--- begin ---

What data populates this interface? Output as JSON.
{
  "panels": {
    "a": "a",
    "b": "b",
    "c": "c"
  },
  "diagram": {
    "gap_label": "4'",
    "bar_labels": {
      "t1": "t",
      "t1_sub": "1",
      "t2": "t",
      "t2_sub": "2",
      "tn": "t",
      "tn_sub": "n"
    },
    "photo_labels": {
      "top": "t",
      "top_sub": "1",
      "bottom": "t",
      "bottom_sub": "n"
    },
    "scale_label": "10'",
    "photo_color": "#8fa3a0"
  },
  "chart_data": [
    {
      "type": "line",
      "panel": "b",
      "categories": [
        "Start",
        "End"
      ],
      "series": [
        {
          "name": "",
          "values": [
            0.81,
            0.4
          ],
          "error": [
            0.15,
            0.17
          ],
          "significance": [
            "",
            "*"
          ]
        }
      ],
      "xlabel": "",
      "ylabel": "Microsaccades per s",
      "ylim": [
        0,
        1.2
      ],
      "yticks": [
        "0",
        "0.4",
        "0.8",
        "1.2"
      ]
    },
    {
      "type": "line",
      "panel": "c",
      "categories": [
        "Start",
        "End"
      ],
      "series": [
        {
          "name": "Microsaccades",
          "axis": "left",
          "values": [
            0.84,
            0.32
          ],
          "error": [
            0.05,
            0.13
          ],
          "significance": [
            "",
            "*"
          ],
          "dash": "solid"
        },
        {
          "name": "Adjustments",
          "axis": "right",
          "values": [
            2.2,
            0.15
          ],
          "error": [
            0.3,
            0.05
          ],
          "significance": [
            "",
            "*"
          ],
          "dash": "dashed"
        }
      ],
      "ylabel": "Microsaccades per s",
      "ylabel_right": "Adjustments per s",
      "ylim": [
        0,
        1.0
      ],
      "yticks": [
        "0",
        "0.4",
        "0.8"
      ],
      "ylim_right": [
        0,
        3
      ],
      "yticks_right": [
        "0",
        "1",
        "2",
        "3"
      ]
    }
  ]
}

--- end ---

Out of the material above, select every line that holds the string "name".

▶ _Solution to the exercise_
          "name": "",
          "name": "Microsaccades",
          "name": "Adjustments",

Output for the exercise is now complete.